> [Task instructions] Tally the lines in the listing below that include "Terra". Answer with the count and nothing more.

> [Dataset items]
= = =
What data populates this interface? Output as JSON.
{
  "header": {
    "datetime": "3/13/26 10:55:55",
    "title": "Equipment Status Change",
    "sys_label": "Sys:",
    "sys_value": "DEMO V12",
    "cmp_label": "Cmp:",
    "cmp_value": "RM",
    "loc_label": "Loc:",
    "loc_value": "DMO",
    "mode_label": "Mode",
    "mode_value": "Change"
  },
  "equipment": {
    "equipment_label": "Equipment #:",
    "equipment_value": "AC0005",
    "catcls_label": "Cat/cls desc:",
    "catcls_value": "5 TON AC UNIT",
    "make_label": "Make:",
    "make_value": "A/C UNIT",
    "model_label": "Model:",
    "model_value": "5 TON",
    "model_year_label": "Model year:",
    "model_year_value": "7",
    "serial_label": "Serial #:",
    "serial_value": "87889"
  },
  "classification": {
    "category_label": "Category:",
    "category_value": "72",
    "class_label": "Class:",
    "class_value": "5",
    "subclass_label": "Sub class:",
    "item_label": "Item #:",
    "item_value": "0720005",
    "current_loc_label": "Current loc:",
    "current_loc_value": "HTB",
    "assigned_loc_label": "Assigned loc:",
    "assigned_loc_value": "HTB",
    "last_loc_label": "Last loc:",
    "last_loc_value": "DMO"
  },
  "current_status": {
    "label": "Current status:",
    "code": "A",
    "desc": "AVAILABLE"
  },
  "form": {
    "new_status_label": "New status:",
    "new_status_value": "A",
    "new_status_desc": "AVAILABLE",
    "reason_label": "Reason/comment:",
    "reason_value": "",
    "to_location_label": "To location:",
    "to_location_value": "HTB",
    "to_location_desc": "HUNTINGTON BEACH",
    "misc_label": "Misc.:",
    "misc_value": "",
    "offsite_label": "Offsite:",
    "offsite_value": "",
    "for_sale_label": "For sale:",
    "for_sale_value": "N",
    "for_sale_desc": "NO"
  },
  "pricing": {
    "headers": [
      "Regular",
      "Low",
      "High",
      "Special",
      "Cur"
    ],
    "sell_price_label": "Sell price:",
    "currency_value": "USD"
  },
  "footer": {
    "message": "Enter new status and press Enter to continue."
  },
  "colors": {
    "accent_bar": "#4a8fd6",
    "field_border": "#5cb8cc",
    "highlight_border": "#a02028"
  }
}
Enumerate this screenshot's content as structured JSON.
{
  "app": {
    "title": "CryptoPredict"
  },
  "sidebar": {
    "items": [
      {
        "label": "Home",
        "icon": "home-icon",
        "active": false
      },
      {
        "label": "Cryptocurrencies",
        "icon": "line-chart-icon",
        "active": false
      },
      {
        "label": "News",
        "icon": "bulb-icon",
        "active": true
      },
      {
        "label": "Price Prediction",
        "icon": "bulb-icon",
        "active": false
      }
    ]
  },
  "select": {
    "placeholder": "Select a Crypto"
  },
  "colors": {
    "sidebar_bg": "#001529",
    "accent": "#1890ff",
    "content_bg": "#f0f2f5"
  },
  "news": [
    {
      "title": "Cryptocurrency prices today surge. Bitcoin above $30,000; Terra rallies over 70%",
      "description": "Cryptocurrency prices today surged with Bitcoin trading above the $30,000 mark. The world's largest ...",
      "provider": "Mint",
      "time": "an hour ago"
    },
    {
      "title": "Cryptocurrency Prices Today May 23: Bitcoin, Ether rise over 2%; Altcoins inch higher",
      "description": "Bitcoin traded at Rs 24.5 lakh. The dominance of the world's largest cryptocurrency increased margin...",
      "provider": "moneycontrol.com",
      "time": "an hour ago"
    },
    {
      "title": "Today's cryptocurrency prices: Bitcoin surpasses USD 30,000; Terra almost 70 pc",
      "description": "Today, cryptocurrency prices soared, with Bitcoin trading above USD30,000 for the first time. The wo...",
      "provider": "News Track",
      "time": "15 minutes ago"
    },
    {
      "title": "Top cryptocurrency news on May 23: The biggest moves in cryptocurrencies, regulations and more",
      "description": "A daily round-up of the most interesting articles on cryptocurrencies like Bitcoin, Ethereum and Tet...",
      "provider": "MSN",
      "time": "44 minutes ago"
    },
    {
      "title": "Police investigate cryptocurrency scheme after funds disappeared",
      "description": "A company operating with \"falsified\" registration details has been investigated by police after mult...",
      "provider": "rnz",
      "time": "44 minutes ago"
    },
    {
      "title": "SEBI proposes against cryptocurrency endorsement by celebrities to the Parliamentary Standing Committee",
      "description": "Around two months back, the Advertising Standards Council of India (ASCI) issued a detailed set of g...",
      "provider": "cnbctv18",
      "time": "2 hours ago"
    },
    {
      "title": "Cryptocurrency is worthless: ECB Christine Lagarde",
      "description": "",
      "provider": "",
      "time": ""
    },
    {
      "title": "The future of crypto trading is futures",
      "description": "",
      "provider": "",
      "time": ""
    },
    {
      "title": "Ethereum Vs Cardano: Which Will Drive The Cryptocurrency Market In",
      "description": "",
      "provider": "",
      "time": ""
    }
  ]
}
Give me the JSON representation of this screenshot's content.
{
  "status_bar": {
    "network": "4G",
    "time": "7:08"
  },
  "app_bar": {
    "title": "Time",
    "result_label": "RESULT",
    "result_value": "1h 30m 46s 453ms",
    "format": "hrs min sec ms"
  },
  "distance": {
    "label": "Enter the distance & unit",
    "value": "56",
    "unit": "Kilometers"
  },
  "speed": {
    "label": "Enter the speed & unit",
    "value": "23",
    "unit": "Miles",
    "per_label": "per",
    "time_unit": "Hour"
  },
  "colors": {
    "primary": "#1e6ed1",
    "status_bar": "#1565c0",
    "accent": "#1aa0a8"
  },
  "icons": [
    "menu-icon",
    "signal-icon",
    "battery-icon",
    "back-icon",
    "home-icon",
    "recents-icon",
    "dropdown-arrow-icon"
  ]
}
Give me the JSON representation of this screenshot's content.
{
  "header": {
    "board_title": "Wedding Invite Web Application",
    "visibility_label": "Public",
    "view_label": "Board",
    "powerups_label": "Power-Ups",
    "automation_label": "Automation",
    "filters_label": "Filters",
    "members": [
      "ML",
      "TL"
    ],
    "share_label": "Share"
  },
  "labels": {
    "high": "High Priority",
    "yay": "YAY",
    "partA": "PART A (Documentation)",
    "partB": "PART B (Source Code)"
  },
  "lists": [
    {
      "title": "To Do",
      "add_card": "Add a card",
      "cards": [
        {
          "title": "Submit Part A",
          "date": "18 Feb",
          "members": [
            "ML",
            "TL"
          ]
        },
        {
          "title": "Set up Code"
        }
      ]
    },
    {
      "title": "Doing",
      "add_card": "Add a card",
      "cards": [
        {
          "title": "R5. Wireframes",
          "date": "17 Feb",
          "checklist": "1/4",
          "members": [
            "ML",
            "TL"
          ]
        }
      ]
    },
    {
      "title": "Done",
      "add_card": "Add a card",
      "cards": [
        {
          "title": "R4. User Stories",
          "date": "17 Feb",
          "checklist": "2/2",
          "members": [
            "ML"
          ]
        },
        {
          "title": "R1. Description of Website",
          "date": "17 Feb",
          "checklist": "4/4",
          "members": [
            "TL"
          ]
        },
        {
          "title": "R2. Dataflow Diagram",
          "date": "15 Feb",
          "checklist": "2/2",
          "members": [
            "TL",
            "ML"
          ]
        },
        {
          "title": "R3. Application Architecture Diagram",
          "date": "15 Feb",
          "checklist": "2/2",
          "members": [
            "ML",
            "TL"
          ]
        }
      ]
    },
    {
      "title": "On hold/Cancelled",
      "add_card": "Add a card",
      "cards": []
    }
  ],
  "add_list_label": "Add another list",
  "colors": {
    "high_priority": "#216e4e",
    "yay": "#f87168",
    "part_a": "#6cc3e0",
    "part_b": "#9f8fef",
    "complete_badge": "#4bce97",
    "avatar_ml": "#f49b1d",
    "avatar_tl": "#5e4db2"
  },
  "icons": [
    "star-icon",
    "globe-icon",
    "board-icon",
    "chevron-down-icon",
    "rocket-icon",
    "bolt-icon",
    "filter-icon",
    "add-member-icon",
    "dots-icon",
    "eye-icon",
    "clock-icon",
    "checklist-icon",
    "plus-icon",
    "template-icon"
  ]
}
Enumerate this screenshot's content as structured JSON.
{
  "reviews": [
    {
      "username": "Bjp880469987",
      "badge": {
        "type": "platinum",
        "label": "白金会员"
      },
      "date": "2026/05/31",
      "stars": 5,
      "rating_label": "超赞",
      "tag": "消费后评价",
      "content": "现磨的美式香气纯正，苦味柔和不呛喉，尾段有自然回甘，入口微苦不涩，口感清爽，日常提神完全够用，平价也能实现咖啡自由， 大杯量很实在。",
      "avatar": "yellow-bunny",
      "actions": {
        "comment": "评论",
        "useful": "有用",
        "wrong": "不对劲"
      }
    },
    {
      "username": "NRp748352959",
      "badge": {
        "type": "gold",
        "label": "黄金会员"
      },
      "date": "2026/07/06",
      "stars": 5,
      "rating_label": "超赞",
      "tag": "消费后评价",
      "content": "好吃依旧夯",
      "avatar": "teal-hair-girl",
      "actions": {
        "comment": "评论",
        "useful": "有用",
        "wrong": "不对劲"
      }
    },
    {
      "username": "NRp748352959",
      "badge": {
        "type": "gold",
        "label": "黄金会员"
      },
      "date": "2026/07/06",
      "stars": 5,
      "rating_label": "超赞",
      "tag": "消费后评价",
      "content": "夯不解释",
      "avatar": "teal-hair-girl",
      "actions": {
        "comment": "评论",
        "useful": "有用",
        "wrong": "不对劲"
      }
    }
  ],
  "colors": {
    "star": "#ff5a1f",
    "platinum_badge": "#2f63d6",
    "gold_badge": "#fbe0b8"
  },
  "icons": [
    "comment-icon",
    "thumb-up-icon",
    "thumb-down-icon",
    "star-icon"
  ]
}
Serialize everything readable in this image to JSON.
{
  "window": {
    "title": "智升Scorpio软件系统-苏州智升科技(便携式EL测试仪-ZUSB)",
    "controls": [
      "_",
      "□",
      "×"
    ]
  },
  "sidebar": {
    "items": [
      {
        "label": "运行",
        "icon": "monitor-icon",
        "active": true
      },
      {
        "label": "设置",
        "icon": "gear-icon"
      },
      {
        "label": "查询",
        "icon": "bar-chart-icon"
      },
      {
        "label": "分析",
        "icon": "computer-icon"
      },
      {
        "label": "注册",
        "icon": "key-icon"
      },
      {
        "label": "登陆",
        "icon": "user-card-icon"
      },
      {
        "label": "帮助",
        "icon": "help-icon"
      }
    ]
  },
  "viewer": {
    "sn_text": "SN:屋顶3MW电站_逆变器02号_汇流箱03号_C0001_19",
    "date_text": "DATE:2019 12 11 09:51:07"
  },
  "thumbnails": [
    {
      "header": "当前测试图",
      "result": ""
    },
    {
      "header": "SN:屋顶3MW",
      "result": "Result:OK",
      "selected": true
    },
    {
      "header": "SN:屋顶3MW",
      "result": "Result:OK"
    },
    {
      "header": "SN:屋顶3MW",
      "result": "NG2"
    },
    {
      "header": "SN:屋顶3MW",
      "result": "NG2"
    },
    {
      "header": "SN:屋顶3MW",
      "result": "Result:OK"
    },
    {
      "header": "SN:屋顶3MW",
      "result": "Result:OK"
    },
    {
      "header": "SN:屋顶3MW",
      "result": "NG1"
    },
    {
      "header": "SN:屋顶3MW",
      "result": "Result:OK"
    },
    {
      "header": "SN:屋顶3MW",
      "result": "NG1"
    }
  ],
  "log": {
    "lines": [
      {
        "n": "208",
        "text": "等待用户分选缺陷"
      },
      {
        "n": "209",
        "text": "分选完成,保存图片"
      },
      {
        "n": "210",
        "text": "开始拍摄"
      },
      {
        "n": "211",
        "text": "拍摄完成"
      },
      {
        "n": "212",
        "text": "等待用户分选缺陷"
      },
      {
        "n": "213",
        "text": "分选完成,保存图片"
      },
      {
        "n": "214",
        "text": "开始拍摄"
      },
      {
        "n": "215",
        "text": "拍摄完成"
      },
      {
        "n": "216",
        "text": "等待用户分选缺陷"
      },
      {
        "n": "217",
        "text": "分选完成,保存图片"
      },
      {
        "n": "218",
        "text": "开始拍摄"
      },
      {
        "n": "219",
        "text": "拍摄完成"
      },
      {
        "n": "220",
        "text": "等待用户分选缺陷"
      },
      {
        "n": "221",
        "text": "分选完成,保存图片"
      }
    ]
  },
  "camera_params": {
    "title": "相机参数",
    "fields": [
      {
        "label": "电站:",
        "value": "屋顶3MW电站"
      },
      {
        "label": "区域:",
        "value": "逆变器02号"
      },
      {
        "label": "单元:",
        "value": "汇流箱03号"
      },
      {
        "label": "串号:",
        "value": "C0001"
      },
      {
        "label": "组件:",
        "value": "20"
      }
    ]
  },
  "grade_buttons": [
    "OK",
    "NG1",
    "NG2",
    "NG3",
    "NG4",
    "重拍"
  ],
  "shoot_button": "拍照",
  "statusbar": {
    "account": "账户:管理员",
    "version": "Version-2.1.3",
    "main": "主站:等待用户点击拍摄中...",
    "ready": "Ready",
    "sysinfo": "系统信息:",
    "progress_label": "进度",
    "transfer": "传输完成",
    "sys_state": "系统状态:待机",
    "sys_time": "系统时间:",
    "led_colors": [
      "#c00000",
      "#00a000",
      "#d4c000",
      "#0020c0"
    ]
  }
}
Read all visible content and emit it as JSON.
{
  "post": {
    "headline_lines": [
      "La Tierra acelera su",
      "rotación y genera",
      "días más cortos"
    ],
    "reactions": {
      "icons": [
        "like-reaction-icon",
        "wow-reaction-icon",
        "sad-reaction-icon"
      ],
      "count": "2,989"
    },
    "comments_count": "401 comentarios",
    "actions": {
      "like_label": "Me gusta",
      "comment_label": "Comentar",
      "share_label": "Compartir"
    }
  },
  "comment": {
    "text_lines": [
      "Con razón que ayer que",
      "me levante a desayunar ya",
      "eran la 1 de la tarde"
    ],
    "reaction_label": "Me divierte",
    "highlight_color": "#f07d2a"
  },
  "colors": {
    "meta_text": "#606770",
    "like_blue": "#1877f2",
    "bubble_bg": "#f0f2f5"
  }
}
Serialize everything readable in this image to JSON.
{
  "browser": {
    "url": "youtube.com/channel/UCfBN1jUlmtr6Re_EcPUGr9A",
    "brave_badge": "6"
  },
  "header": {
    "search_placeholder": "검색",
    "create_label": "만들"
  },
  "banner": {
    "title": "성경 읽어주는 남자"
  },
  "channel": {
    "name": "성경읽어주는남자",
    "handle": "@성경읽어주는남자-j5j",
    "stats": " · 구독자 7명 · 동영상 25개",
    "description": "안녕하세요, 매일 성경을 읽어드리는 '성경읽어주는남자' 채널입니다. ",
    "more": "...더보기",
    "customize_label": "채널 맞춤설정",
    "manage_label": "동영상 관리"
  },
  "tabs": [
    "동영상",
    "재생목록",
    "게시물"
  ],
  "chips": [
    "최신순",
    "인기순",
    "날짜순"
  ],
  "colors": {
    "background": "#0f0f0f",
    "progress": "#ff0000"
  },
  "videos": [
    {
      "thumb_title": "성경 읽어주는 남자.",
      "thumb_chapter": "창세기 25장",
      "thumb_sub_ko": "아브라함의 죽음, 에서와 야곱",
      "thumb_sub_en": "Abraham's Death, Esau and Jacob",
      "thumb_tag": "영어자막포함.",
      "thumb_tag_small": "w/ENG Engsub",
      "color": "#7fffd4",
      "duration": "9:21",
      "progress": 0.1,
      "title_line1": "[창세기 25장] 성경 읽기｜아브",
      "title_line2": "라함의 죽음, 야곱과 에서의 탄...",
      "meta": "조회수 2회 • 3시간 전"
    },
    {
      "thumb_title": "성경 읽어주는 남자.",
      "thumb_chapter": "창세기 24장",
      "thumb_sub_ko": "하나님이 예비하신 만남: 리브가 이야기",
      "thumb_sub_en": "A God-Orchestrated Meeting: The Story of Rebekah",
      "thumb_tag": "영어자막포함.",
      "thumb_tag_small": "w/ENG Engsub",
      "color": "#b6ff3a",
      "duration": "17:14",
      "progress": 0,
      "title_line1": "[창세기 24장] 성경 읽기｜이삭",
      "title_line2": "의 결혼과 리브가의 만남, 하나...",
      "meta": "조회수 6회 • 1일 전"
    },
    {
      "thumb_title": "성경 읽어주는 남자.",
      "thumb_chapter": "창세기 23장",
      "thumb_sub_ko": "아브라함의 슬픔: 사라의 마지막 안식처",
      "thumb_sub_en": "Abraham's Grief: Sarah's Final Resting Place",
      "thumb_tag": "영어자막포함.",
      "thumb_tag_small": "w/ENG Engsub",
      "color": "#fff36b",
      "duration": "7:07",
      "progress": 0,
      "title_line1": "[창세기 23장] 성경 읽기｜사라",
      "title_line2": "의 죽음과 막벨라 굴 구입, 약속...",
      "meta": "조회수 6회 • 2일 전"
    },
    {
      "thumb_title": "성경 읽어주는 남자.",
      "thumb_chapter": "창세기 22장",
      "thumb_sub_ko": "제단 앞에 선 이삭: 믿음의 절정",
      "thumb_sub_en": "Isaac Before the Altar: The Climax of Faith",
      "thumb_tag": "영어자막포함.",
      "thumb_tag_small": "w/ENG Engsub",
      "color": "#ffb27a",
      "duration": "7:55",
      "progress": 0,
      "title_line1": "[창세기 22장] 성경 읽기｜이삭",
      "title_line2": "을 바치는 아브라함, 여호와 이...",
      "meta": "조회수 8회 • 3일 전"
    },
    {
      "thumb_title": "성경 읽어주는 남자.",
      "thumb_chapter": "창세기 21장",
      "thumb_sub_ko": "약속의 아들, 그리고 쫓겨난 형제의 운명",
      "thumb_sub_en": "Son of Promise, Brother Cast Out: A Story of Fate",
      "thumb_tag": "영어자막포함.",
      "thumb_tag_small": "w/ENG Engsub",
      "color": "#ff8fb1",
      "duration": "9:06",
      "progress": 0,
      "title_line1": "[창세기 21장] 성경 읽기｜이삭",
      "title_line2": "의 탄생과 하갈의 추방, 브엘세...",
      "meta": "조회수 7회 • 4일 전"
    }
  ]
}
= = =
> [Exercise answer] 2